**Stated problem**
Check every line for the word "also" and state how many lines have it. Reply with the number alone.
==== Given entries ====
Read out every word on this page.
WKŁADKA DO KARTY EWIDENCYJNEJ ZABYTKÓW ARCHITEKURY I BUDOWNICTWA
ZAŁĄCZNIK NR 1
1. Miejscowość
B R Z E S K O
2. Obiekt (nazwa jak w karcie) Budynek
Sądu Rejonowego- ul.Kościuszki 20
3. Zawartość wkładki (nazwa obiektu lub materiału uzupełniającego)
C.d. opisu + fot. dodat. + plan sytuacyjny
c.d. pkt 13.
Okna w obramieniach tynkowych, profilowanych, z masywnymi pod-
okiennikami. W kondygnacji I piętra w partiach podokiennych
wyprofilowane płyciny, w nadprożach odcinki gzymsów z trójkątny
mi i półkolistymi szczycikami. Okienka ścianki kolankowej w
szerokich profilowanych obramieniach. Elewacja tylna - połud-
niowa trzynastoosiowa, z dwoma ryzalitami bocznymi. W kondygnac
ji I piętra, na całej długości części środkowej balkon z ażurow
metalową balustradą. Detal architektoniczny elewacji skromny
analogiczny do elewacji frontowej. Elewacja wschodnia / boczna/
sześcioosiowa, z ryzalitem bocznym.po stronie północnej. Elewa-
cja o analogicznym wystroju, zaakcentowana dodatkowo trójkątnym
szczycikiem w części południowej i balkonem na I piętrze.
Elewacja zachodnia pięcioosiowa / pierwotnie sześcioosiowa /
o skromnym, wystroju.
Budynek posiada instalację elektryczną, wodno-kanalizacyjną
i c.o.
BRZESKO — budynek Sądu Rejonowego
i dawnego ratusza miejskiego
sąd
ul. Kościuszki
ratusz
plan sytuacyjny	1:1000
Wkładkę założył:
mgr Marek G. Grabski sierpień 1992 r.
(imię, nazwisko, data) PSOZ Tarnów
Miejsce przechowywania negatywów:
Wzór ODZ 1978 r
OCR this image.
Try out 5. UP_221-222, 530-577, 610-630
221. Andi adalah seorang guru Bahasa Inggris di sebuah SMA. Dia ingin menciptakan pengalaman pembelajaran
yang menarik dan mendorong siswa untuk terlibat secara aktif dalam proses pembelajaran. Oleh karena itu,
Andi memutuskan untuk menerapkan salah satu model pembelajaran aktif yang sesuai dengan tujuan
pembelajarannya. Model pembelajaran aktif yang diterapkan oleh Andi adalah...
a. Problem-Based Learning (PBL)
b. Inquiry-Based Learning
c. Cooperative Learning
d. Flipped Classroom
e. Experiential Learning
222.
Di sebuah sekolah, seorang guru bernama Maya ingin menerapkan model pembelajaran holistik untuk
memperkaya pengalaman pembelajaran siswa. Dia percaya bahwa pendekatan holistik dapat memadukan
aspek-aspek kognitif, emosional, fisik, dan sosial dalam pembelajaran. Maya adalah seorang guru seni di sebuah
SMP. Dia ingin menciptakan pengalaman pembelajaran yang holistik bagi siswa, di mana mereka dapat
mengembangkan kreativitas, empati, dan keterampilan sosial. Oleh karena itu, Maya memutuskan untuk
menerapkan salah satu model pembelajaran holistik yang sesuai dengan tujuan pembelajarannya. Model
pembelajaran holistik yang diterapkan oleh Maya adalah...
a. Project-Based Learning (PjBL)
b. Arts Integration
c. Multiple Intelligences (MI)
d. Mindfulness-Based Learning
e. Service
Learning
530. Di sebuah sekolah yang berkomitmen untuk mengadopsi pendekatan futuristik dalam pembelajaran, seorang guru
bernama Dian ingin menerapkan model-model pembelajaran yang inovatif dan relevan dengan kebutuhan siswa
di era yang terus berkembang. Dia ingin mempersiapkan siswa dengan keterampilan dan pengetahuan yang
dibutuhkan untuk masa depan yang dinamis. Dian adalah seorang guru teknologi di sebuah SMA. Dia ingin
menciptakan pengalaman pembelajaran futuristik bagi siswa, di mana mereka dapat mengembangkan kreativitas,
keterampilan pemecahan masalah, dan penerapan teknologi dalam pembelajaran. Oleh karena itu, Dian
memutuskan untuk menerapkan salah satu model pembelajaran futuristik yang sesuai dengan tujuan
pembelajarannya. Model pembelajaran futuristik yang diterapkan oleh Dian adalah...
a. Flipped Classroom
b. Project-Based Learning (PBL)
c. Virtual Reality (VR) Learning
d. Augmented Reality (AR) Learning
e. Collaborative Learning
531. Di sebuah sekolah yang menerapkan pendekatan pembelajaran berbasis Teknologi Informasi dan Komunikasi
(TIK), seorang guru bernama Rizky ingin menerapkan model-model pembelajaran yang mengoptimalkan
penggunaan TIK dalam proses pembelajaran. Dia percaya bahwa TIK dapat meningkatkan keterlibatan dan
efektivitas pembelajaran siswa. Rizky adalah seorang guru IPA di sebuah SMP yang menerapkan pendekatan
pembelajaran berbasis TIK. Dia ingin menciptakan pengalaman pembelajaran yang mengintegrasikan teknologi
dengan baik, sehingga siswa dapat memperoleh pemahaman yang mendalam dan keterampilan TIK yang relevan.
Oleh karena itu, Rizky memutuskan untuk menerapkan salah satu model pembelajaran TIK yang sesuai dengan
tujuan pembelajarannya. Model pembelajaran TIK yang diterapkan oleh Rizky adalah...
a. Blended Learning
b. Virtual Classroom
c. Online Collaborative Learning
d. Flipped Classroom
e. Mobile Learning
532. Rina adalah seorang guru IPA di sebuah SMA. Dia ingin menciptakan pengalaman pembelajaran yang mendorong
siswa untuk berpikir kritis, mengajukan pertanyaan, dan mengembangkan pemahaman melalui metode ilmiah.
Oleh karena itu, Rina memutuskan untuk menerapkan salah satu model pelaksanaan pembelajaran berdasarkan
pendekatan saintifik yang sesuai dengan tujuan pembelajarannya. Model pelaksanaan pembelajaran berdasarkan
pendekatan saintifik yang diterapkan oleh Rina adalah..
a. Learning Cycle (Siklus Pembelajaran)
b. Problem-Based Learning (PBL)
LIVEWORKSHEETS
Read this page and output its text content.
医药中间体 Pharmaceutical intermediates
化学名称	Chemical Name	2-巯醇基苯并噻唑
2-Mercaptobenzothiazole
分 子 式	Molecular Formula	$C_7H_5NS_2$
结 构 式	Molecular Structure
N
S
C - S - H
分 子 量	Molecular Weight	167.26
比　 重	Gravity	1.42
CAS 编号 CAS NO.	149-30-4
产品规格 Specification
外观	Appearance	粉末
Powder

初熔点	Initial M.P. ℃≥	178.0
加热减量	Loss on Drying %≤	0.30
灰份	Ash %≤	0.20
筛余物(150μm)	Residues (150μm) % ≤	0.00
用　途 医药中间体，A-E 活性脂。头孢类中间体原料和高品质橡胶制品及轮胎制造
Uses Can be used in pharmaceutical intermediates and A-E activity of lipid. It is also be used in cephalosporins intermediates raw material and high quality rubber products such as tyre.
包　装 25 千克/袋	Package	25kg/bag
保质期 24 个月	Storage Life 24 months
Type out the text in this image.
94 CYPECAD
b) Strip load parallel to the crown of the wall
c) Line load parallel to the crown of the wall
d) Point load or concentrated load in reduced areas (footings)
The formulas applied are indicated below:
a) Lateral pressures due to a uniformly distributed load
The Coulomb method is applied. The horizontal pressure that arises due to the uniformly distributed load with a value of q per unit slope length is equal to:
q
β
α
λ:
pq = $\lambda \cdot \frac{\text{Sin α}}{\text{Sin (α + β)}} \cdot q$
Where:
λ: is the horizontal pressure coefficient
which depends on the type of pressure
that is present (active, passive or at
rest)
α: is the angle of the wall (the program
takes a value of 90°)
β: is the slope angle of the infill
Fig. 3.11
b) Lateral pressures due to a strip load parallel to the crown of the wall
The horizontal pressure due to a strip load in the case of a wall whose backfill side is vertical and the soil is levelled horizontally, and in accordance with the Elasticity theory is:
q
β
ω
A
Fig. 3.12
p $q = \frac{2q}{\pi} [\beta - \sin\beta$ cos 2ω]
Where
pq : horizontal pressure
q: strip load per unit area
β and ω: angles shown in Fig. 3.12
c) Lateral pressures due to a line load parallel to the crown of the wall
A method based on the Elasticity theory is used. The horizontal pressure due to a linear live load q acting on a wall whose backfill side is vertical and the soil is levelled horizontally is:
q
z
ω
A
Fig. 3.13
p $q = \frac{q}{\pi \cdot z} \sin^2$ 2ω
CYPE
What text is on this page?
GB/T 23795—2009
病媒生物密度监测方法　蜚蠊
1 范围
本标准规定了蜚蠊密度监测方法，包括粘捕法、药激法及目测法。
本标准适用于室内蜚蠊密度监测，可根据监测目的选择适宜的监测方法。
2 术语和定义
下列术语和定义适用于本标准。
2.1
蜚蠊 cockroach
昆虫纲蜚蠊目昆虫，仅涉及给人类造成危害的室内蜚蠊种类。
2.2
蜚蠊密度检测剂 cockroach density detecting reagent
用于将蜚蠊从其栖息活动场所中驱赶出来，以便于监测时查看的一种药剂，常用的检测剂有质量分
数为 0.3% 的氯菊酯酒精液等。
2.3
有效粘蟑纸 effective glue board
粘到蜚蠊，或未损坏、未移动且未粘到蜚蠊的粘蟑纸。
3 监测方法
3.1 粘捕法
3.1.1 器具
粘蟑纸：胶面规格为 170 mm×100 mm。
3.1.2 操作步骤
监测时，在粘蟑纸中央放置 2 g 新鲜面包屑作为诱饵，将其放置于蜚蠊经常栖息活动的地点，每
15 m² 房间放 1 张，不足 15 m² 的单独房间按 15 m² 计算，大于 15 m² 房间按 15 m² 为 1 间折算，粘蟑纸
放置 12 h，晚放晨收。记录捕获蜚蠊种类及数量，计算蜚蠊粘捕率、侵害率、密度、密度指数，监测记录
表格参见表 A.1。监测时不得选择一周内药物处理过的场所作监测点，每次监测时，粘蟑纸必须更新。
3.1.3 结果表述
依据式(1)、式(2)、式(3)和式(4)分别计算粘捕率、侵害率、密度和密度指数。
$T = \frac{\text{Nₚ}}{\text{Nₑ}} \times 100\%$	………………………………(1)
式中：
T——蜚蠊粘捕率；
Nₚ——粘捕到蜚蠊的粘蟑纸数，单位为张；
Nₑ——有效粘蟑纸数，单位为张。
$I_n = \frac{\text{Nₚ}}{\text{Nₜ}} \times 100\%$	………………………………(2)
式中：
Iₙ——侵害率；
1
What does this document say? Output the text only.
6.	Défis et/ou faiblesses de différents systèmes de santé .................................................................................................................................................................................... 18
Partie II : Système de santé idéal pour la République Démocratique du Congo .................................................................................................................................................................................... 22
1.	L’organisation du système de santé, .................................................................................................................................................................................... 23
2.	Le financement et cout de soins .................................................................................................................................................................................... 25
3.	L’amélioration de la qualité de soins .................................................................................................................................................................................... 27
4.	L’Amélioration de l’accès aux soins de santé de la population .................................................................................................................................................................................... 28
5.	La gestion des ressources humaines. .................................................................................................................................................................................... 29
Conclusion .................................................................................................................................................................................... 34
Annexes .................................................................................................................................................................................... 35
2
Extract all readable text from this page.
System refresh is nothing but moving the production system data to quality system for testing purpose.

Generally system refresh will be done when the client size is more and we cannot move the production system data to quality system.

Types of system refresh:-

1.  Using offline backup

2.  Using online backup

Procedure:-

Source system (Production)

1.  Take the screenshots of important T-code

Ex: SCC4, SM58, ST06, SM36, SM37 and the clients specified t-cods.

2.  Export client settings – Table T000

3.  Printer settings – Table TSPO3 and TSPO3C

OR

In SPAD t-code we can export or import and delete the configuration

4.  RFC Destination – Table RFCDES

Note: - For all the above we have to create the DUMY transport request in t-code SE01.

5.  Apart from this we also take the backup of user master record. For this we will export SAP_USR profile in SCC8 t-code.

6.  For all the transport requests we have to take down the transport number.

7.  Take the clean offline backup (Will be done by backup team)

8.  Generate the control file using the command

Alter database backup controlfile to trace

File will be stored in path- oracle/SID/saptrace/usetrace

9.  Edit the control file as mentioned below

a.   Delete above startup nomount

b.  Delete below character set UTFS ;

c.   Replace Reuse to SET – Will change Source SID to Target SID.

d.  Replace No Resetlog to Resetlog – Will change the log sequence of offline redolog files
====
**Solved exercise**
2